● **What is required**
Report how many lines below contain the word "excavated". Give only the number.

-- Begin --

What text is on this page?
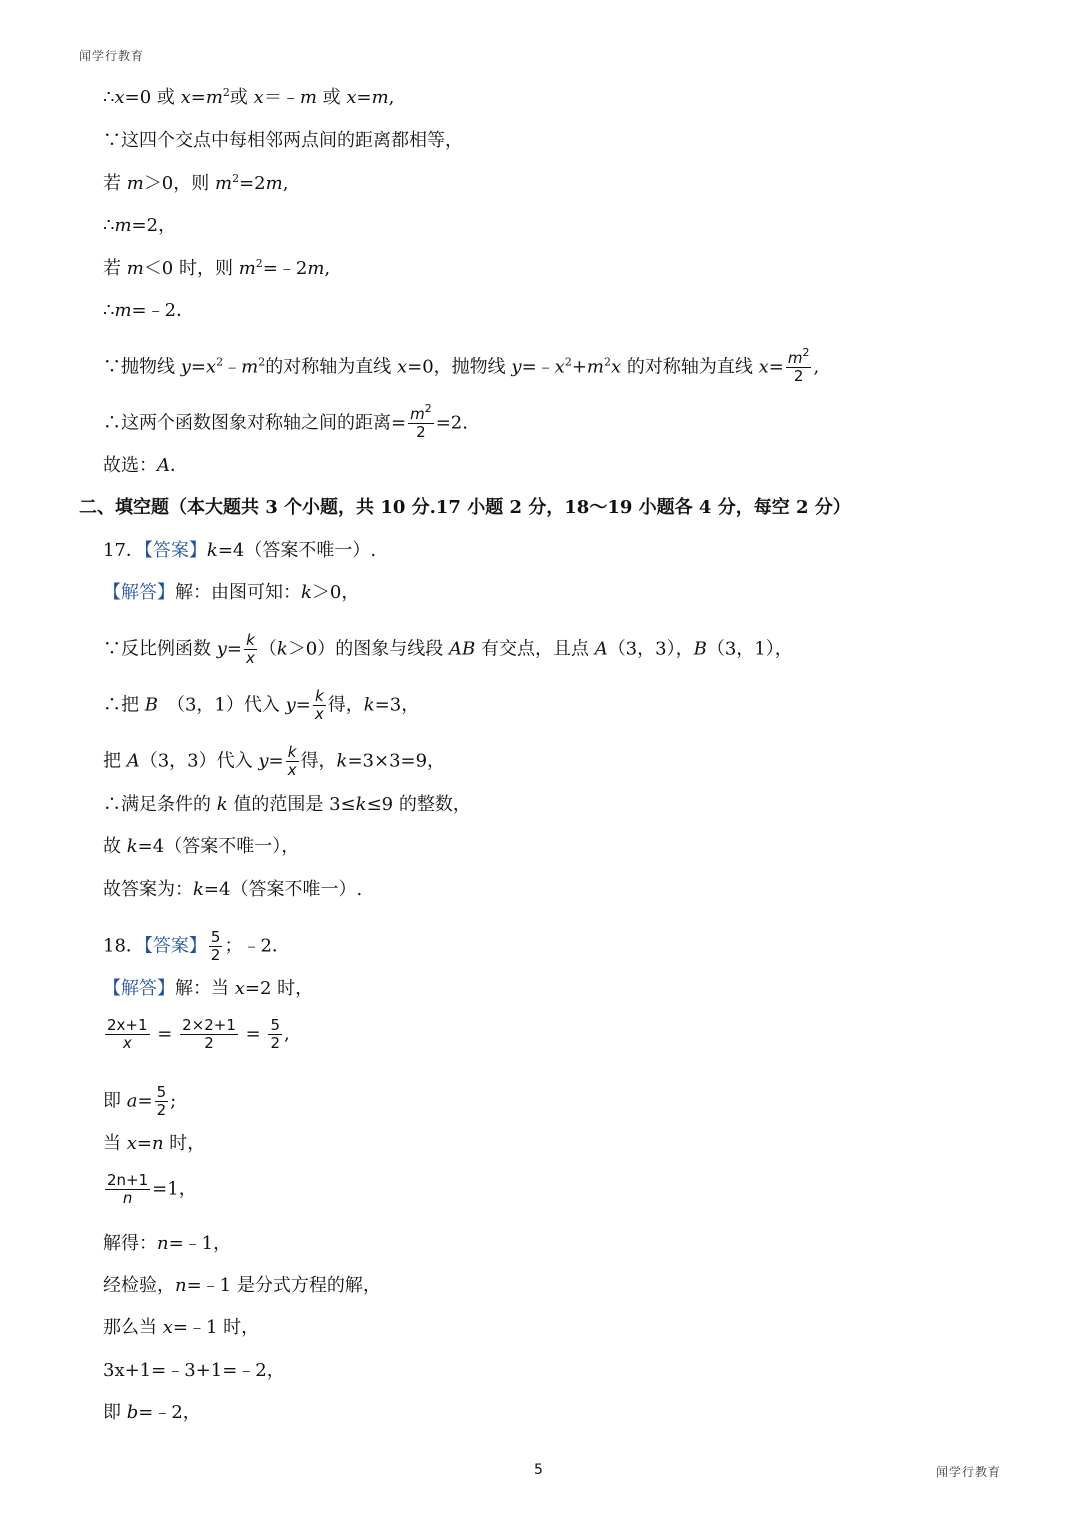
闻学行教育
∴x=0 或 $x=m^2$或 x＝﹣m 或 x=m,
∵这四个交点中每相邻两点间的距离都相等，
若 m＞0，则 $m^2=2m$,
∴m=2，
若 m＜0 时，则 $m^2=﹣2m$,
∴m=﹣2．
∵抛物线 $y=x^2﹣m^2$的对称轴为直线 x=0，抛物线 $y=﹣x^2+m^2x$ 的对称轴为直线 $x= \frac{m^2}{2}$ ,
∴这两个函数图象对称轴之间的距离= $\frac{m^2}{2} =2$.
故选：A．
二、填空题（本大题共 3 个小题，共 10 分.17 小题 2 分，18～19 小题各 4 分，每空 2 分）
17．【答案】k=4（答案不唯一）.
【解答】解：由图可知：k＞0，
∵反比例函数 $y= \frac{k}{x} (k>0)$的图象与线段 AB 有交点，且点 A（3，3），B（3，1），
∴把 B　（3，1）代入 $y= \frac{k}{x}$ 得，k=3，
把 A（3，3）代入 $y= \frac{k}{x}$ 得，k=3×3=9，
∴满足条件的 k 值的范围是 3≤k≤9 的整数，
故 k=4（答案不唯一），
故答案为：k=4（答案不唯一）.
18．【答案】 $\frac{5}{2}$ ；﹣2．
【解答】解：当 x=2 时，
$\frac{2x+1}{x} = \frac{2\times 2+1}{2} = \frac{5}{2}$ ,
即 $a= \frac{5}{2}$ ;
当 x=n 时，
$\frac{2n+1}{n} =1$，
解得：n=﹣1，
经检验，n=﹣1 是分式方程的解，
那么当 x=﹣1 时，
3x+1=﹣3+1=﹣2，
即 b=﹣2，
5	闻学行教育
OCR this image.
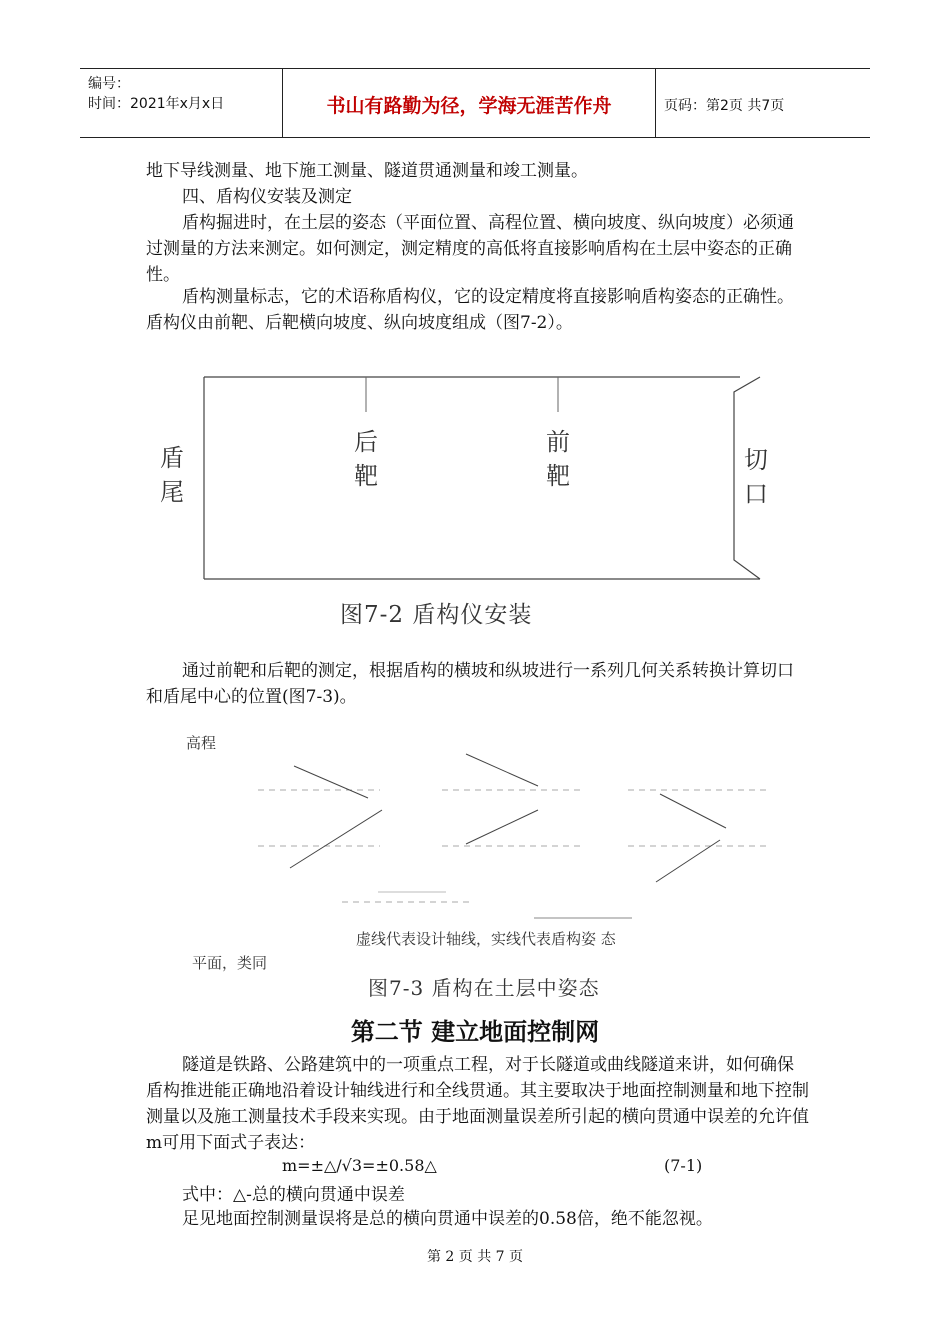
编号：
时间：2021年x月x日	书山有路勤为径，学海无涯苦作舟	页码：第2页 共7页

地下导线测量、地下施工测量、隧道贯通测量和竣工测量。

四、盾构仪安装及测定

盾构掘进时，在土层的姿态（平面位置、高程位置、横向坡度、纵向坡度）必须通过测量的方法来测定。如何测定，测定精度的高低将直接影响盾构在土层中姿态的正确性。

盾构测量标志，它的术语称盾构仪，它的设定精度将直接影响盾构姿态的正确性。盾构仪由前靶、后靶横向坡度、纵向坡度组成（图7-2）。

盾
尾
后
靶
前
靶
切
口
图7-2 盾构仪安装

通过前靶和后靶的测定，根据盾构的横坡和纵坡进行一系列几何关系转换计算切口和盾尾中心的位置(图7-3)。

高程
虚线代表设计轴线，实线代表盾构姿 态
平面，类同
图7-3 盾构在土层中姿态
第二节 建立地面控制网

隧道是铁路、公路建筑中的一项重点工程，对于长隧道或曲线隧道来讲，如何确保盾构推进能正确地沿着设计轴线进行和全线贯通。其主要取决于地面控制测量和地下控制测量以及施工测量技术手段来实现。由于地面测量误差所引起的横向贯通中误差的允许值m可用下面式子表达：

m=±△/√3=±0.58△	(7-1)

式中：△-总的横向贯通中误差

足见地面控制测量误将是总的横向贯通中误差的0.58倍，绝不能忽视。

第 2 页 共 7 页
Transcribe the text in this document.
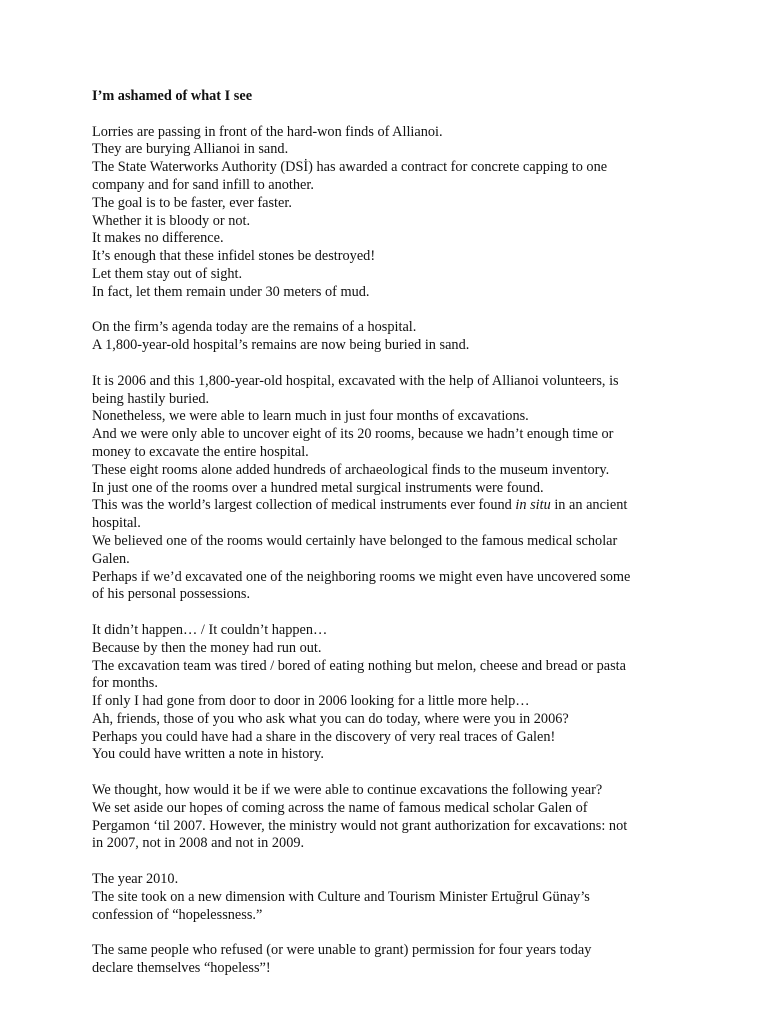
I’m ashamed of what I see
Lorries are passing in front of the hard-won finds of Allianoi.
They are burying Allianoi in sand.
The State Waterworks Authority (DSİ) has awarded a contract for concrete capping to one
company and for sand infill to another.
The goal is to be faster, ever faster.
Whether it is bloody or not.
It makes no difference.
It’s enough that these infidel stones be destroyed!
Let them stay out of sight.
In fact, let them remain under 30 meters of mud.
On the firm’s agenda today are the remains of a hospital.
A 1,800-year-old hospital’s remains are now being buried in sand.
It is 2006 and this 1,800-year-old hospital, excavated with the help of Allianoi volunteers, is
being hastily buried.
Nonetheless, we were able to learn much in just four months of excavations.
And we were only able to uncover eight of its 20 rooms, because we hadn’t enough time or
money to excavate the entire hospital.
These eight rooms alone added hundreds of archaeological finds to the museum inventory.
In just one of the rooms over a hundred metal surgical instruments were found.
This was the world’s largest collection of medical instruments ever found in situ in an ancient
hospital.
We believed one of the rooms would certainly have belonged to the famous medical scholar
Galen.
Perhaps if we’d excavated one of the neighboring rooms we might even have uncovered some
of his personal possessions.
It didn’t happen… / It couldn’t happen…
Because by then the money had run out.
The excavation team was tired / bored of eating nothing but melon, cheese and bread or pasta
for months.
If only I had gone from door to door in 2006 looking for a little more help…
Ah, friends, those of you who ask what you can do today, where were you in 2006?
Perhaps you could have had a share in the discovery of very real traces of Galen!
You could have written a note in history.
We thought, how would it be if we were able to continue excavations the following year?
We set aside our hopes of coming across the name of famous medical scholar Galen of
Pergamon ‘til 2007. However, the ministry would not grant authorization for excavations: not
in 2007, not in 2008 and not in 2009.
The year 2010.
The site took on a new dimension with Culture and Tourism Minister Ertuğrul Günay’s
confession of “hopelessness.”
The same people who refused (or were unable to grant) permission for four years today
declare themselves “hopeless”!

-- End --

● **Solution to this problem**
2